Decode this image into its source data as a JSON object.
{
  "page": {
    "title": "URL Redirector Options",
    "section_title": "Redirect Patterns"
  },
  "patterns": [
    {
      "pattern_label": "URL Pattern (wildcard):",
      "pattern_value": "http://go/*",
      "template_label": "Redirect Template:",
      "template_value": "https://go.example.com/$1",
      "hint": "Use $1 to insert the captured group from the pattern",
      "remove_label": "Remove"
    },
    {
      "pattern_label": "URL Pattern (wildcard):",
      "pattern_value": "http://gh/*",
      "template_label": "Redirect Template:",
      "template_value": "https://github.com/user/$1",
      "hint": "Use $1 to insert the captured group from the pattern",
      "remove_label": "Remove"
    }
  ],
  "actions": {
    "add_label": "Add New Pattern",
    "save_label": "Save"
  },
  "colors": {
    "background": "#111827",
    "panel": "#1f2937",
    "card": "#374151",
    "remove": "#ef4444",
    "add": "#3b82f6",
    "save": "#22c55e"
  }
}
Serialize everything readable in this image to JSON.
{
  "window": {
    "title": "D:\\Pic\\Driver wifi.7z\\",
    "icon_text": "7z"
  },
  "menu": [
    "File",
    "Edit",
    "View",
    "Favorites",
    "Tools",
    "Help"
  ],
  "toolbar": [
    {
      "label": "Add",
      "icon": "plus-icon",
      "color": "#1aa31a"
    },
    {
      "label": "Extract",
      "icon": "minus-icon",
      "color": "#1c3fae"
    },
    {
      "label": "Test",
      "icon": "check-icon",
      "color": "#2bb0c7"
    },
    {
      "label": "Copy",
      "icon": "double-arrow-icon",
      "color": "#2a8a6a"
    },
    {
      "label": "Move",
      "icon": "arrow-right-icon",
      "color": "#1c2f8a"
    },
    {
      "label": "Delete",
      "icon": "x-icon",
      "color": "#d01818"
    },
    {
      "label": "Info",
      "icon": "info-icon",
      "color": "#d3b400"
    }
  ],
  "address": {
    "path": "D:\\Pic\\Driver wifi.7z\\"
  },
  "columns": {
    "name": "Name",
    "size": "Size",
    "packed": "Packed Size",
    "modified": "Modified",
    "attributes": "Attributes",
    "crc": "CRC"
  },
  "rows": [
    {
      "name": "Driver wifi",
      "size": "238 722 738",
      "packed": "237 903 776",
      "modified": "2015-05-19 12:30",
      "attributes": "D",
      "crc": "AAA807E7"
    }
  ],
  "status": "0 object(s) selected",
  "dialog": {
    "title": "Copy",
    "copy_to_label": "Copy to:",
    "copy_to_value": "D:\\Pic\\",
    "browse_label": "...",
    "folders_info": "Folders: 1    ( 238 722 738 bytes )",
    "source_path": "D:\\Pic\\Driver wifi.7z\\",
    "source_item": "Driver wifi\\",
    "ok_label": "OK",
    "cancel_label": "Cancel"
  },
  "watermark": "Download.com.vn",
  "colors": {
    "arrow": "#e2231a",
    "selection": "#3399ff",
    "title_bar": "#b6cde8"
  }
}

-----

_What you should do:_ Reproduce each entry exactly, leaving out nothing.

_Result of the exercise:_
Decode this image into its source data as a JSON object.
{
  "page": {
    "title": "URL Redirector Options",
    "section_title": "Redirect Patterns"
  },
  "patterns": [
    {
      "pattern_label": "URL Pattern (wildcard):",
      "pattern_value": "http://go/*",
      "template_label": "Redirect Template:",
      "template_value": "https://go.example.com/$1",
      "hint": "Use $1 to insert the captured group from the pattern",
      "remove_label": "Remove"
    },
    {
      "pattern_label": "URL Pattern (wildcard):",
      "pattern_value": "http://gh/*",
      "template_label": "Redirect Template:",
      "template_value": "https://github.com/user/$1",
      "hint": "Use $1 to insert the captured group from the pattern",
      "remove_label": "Remove"
    }
  ],
  "actions": {
    "add_label": "Add New Pattern",
    "save_label": "Save"
  },
  "colors": {
    "background": "#111827",
    "panel": "#1f2937",
    "card": "#374151",
    "remove": "#ef4444",
    "add": "#3b82f6",
    "save": "#22c55e"
  }
}
Serialize everything readable in this image to JSON.
{
  "window": {
    "title": "D:\\Pic\\Driver wifi.7z\\",
    "icon_text": "7z"
  },
  "menu": [
    "File",
    "Edit",
    "View",
    "Favorites",
    "Tools",
    "Help"
  ],
  "toolbar": [
    {
      "label": "Add",
      "icon": "plus-icon",
      "color": "#1aa31a"
    },
    {
      "label": "Extract",
      "icon": "minus-icon",
      "color": "#1c3fae"
    },
    {
      "label": "Test",
      "icon": "check-icon",
      "color": "#2bb0c7"
    },
    {
      "label": "Copy",
      "icon": "double-arrow-icon",
      "color": "#2a8a6a"
    },
    {
      "label": "Move",
      "icon": "arrow-right-icon",
      "color": "#1c2f8a"
    },
    {
      "label": "Delete",
      "icon": "x-icon",
      "color": "#d01818"
    },
    {
      "label": "Info",
      "icon": "info-icon",
      "color": "#d3b400"
    }
  ],
  "address": {
    "path": "D:\\Pic\\Driver wifi.7z\\"
  },
  "columns": {
    "name": "Name",
    "size": "Size",
    "packed": "Packed Size",
    "modified": "Modified",
    "attributes": "Attributes",
    "crc": "CRC"
  },
  "rows": [
    {
      "name": "Driver wifi",
      "size": "238 722 738",
      "packed": "237 903 776",
      "modified": "2015-05-19 12:30",
      "attributes": "D",
      "crc": "AAA807E7"
    }
  ],
  "status": "0 object(s) selected",
  "dialog": {
    "title": "Copy",
    "copy_to_label": "Copy to:",
    "copy_to_value": "D:\\Pic\\",
    "browse_label": "...",
    "folders_info": "Folders: 1    ( 238 722 738 bytes )",
    "source_path": "D:\\Pic\\Driver wifi.7z\\",
    "source_item": "Driver wifi\\",
    "ok_label": "OK",
    "cancel_label": "Cancel"
  },
  "watermark": "Download.com.vn",
  "colors": {
    "arrow": "#e2231a",
    "selection": "#3399ff",
    "title_bar": "#b6cde8"
  }
}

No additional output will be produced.